## CONSIGNES
1) Recopiez le passage de l'entretien qui va de « Interview de M. » jusqu'à « Olivier DUSSOPT, bonjour. », en substituant « France Inter » à « RMC ».
2) Répondez à ces questions sur l'entretien :
(a) Sur quel média l'entretien a-t-il été diffusé ?
(b) À quelle date a-t-il été prononcé ?
(c) D'après Apolline de Malherbe, quelle fonction Olivier Dussopt occupe-t-il ?

## TEXTE
Interview de M. Olivier Dussopt, ministre des comptes publics, à RMC le 1er février 2022, sur les chiffres de la saisie de drogue, le déficit budgétaire, l'inflation, le prix des péages d'autoroutes et le parrainage des candidats à l'élection présidentielle.

Prononcé le 1er février 2022

Intervenant(s) : 

Média : RMC

Texte intégral

APOLLINE DE MALHERBE
Olivier DUSSOPT, bonjour.

OLIVIER DUSSOPT
Bonjour.

APOLLINE DE MALHERBE
Vous êtes le ministre délégué en charge des Comptes publics. Emmanuel est resté avec nous, Emmanuel LECHYPRE, comme promis. Une question d'abord, on va se dire les choses, vous nous avez appelés la semaine dernière en disant " voilà, il va y avoir les chiffres de la saisie de drogue, je peux vous les annoncer en exclusivité ", vous l'avez donc réservé à RMC, j'imagine que si vous avez voulu les annoncer en exclusivité c'est qu'ils sont bons, dites-nous.

## DONNÉES
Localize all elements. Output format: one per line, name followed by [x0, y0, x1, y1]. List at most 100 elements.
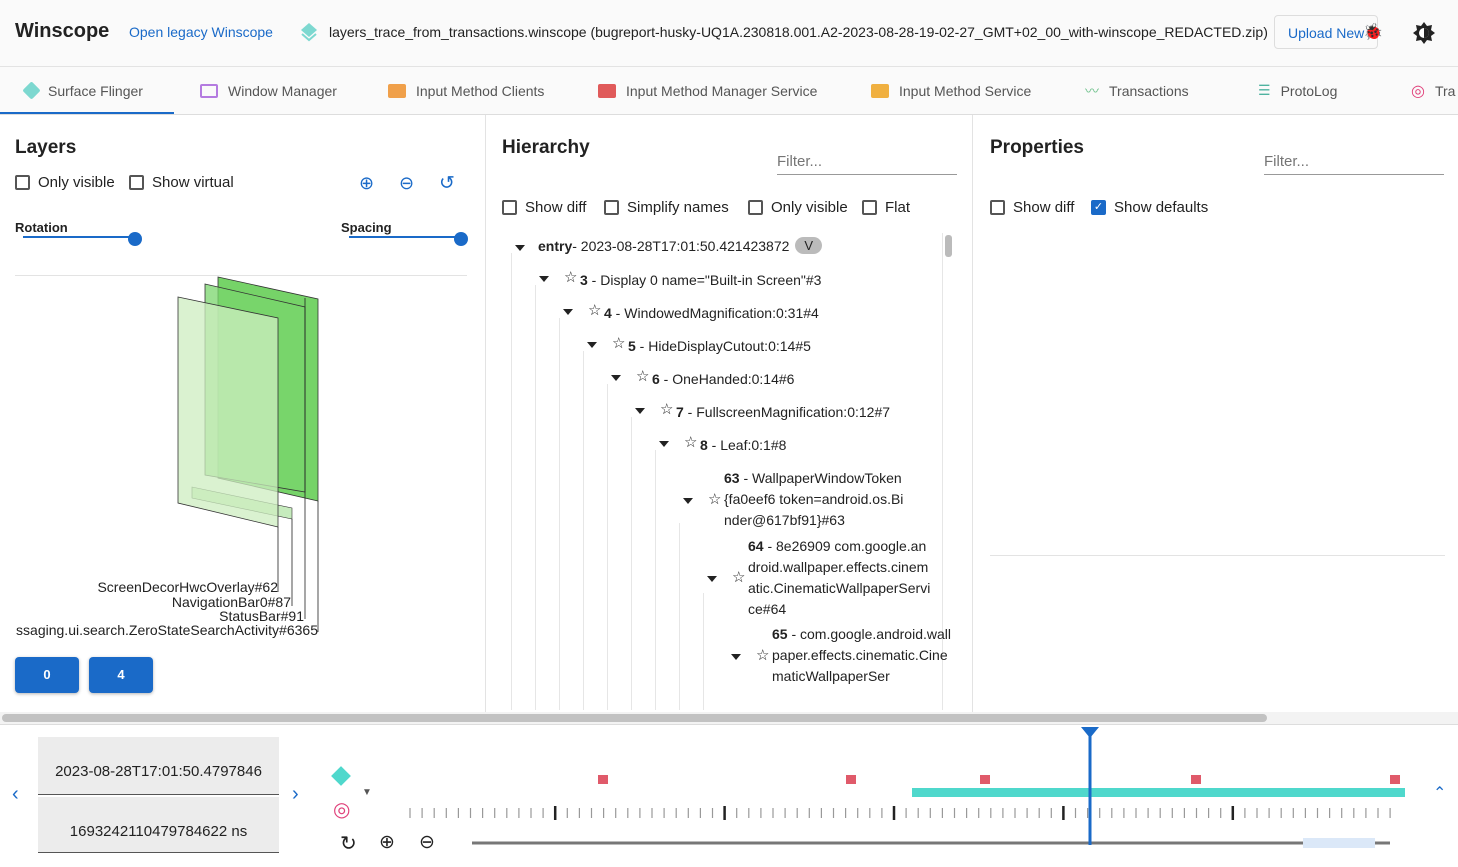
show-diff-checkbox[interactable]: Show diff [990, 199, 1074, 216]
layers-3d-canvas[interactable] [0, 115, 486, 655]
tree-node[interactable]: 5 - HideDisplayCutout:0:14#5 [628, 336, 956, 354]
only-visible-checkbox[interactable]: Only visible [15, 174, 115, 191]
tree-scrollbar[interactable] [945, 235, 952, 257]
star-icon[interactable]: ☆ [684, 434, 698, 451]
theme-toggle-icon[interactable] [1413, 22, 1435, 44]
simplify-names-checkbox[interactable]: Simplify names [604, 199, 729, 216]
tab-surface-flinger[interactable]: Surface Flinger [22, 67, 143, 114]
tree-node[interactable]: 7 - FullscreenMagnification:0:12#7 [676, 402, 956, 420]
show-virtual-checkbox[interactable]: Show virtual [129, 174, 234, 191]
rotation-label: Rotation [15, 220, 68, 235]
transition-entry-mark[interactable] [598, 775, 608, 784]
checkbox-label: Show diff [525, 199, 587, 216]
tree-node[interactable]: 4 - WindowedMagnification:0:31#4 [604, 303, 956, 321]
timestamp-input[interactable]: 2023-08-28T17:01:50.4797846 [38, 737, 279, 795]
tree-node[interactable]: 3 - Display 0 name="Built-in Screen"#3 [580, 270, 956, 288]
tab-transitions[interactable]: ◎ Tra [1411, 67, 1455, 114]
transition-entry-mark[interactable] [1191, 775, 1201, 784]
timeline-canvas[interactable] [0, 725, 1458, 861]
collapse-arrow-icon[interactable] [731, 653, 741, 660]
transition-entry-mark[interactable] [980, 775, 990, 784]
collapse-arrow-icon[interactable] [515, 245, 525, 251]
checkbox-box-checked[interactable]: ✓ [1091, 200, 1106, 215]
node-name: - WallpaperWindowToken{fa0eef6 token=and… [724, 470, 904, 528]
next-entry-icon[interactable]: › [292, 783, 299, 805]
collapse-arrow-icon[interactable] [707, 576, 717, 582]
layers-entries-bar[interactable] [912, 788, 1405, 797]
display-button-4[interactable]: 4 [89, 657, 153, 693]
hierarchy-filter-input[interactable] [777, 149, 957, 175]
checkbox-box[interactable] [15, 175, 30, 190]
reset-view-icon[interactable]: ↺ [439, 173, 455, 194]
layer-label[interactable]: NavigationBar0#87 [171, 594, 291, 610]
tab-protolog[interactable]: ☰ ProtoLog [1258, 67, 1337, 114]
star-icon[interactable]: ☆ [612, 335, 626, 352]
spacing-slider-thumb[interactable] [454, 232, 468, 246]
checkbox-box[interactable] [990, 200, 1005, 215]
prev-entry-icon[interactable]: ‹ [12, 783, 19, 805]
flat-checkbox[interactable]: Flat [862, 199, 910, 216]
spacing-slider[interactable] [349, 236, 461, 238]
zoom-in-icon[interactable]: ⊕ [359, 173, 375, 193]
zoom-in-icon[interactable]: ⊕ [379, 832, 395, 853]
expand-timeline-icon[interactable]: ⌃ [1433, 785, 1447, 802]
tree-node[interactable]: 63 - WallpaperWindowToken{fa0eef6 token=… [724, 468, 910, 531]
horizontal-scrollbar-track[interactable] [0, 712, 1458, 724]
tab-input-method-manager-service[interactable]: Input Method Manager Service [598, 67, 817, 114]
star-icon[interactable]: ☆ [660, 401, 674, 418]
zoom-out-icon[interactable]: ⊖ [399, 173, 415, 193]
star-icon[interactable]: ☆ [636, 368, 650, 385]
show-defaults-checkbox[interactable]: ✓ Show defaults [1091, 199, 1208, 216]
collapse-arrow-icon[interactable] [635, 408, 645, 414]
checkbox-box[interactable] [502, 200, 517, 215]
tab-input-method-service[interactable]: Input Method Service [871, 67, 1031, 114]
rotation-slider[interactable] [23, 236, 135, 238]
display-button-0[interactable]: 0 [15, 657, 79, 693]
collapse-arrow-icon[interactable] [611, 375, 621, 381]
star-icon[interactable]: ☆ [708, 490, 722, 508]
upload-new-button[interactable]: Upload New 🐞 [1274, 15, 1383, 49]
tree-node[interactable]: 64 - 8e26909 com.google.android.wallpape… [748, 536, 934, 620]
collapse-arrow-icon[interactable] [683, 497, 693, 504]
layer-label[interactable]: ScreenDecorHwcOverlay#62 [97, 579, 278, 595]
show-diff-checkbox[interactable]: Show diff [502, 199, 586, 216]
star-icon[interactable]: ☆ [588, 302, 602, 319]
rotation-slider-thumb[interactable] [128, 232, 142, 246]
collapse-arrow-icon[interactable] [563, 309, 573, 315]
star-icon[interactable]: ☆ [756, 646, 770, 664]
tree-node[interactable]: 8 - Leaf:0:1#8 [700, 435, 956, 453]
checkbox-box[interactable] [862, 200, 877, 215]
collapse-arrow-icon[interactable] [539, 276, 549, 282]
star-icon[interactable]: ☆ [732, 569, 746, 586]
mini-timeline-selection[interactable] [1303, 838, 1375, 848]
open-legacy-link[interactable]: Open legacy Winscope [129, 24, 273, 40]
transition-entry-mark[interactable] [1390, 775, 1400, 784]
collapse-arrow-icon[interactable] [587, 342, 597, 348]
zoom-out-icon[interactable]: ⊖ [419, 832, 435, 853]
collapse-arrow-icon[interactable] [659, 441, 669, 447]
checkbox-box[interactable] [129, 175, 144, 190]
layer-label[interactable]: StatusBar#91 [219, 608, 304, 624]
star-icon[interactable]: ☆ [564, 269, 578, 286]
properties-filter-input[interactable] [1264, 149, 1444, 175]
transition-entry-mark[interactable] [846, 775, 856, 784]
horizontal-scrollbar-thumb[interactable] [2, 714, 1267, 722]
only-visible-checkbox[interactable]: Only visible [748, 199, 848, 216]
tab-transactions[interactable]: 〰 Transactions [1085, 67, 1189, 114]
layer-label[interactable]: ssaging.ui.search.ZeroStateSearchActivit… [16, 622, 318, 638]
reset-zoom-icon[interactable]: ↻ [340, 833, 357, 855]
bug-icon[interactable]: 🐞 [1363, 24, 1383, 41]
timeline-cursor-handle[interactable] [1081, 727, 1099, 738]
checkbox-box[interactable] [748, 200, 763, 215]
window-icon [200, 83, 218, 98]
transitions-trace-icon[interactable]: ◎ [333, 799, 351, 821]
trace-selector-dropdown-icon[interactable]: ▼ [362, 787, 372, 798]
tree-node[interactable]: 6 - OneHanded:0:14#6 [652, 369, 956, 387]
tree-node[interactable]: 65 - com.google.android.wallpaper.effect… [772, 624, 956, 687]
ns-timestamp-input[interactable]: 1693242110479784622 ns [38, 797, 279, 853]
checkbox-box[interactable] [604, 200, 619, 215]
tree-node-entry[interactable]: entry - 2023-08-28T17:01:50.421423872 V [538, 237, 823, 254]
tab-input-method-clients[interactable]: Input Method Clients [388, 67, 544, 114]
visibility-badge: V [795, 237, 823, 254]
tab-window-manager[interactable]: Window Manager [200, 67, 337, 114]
...
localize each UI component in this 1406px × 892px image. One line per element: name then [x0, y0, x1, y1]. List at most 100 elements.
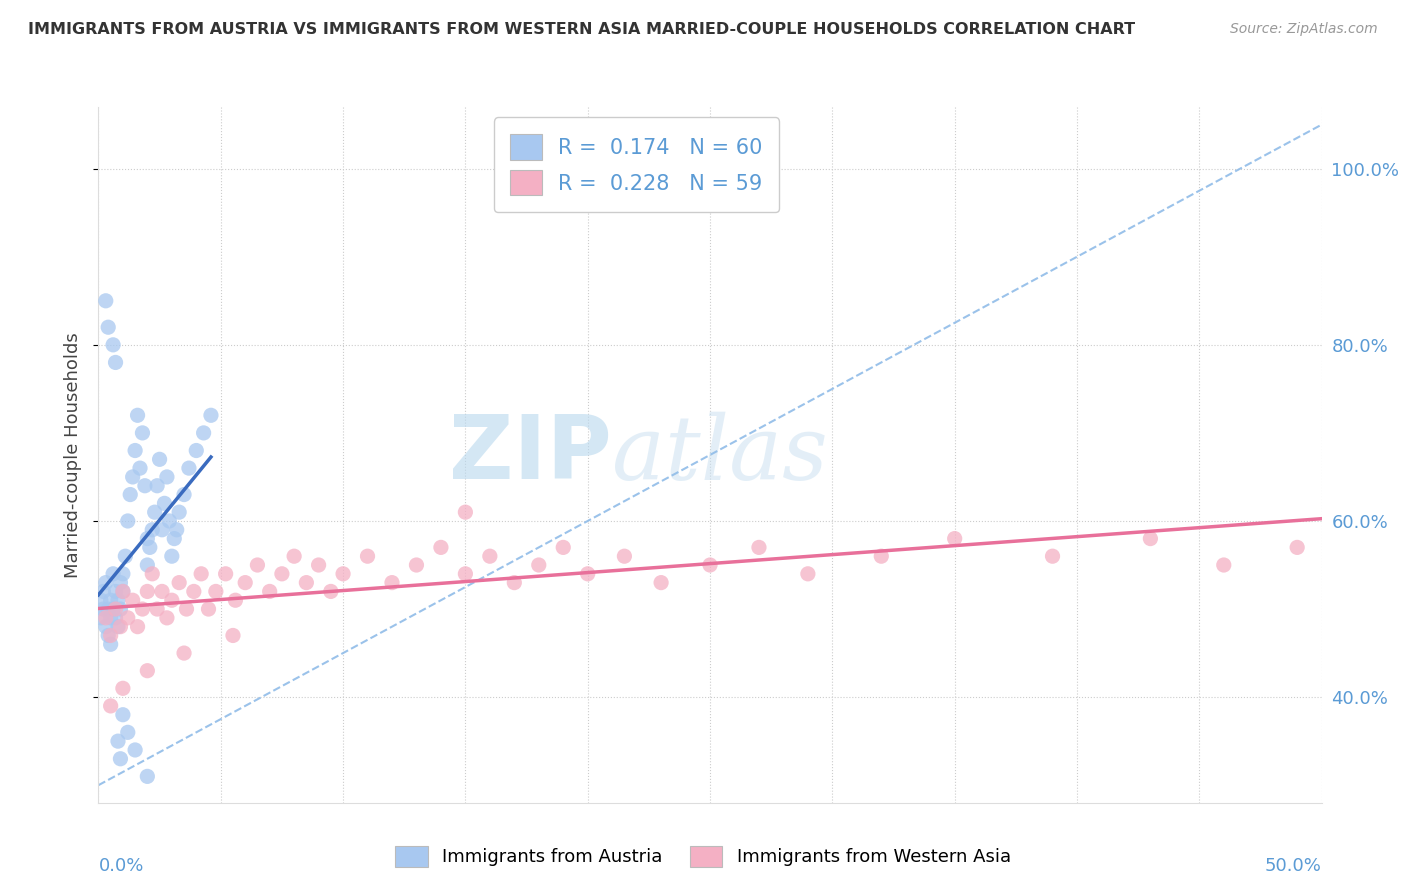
---
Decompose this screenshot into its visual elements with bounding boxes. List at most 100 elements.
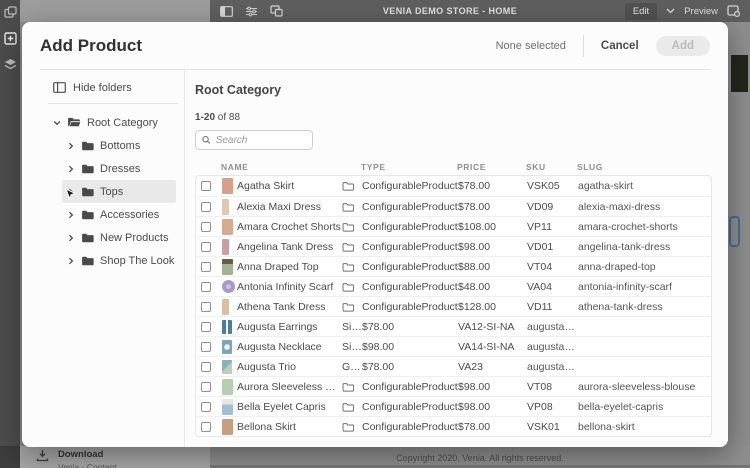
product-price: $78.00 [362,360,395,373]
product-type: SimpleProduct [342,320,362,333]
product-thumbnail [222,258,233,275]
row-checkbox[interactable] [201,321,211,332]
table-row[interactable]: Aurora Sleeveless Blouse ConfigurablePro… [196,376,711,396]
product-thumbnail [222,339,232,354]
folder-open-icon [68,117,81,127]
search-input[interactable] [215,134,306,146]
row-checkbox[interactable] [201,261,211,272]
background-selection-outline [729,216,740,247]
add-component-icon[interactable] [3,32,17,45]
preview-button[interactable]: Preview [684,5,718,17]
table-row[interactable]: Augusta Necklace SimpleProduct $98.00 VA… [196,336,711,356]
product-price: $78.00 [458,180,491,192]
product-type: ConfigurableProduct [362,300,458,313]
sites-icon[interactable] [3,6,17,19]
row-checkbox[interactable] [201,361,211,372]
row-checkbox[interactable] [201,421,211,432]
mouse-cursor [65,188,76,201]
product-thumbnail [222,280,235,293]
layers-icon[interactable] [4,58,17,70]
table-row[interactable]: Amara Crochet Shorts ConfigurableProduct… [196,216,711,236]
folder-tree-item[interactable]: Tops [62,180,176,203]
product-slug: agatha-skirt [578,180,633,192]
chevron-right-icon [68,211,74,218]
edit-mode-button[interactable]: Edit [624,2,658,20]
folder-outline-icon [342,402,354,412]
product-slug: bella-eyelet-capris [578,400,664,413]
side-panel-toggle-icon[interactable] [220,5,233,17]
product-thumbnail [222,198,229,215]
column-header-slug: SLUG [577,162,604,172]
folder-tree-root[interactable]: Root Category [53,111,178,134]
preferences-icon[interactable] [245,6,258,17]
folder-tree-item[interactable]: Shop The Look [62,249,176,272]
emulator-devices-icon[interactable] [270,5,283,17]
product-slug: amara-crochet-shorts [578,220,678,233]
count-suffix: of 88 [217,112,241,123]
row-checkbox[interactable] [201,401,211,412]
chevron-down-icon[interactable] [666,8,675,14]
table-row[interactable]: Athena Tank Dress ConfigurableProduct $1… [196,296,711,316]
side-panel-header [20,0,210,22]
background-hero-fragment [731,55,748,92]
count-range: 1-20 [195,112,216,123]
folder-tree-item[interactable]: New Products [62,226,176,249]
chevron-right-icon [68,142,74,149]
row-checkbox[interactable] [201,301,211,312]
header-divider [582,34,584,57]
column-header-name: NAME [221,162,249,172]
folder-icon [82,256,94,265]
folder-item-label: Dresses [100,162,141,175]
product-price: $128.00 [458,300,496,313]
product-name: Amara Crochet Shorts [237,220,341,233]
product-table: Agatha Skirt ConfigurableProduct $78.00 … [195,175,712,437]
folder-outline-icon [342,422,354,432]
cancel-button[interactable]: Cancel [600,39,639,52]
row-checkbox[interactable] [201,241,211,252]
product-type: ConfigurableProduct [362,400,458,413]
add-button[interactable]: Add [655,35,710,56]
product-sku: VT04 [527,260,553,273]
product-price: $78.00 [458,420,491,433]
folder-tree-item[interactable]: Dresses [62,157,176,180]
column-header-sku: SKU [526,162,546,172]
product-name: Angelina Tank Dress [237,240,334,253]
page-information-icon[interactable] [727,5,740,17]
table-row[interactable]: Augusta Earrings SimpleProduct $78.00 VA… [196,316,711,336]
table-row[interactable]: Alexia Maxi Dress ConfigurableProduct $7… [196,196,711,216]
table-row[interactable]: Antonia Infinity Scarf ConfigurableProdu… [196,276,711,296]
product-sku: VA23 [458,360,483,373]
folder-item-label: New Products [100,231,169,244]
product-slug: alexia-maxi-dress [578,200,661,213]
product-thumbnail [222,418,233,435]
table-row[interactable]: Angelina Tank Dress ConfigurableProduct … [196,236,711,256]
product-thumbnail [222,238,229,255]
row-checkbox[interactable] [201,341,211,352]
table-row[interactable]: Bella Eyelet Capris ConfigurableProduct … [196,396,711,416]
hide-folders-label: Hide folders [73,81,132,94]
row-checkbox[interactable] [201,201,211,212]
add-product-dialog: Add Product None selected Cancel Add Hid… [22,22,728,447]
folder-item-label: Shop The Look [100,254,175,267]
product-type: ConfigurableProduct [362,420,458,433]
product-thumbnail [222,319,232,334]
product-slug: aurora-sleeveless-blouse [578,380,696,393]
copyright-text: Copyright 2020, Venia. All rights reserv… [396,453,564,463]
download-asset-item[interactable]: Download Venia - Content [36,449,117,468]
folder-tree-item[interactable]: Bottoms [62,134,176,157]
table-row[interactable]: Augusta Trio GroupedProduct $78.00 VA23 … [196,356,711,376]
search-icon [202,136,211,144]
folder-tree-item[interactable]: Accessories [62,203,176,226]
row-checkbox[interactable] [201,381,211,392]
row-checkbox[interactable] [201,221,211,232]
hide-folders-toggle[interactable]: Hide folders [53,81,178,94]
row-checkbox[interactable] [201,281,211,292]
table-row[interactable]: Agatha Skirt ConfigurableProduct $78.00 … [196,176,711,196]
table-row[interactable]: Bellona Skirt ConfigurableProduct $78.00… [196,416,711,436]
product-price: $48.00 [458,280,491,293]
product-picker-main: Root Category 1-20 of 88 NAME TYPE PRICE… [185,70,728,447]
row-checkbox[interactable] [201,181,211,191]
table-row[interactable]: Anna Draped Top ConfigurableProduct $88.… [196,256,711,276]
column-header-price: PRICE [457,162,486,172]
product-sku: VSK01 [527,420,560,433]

## CORRIGÉ
1)
Interview de M. Olivier Dussopt, ministre des comptes publics, à France Inter le 1er février 2022, sur les chiffres de la saisie de drogue, le déficit budgétaire, l'inflation, le prix des péages d'autoroutes et le parrainage des candidats à l'élection présidentielle.

Prononcé le 1er février 2022

Intervenant(s) : 

Média : France Inter

Texte intégral

APOLLINE DE MALHERBE
Olivier DUSSOPT, bonjour.

2)
(a) RMC.
(b) Le 1er février 2022.
(c) Ministre délégué en charge des Comptes publics.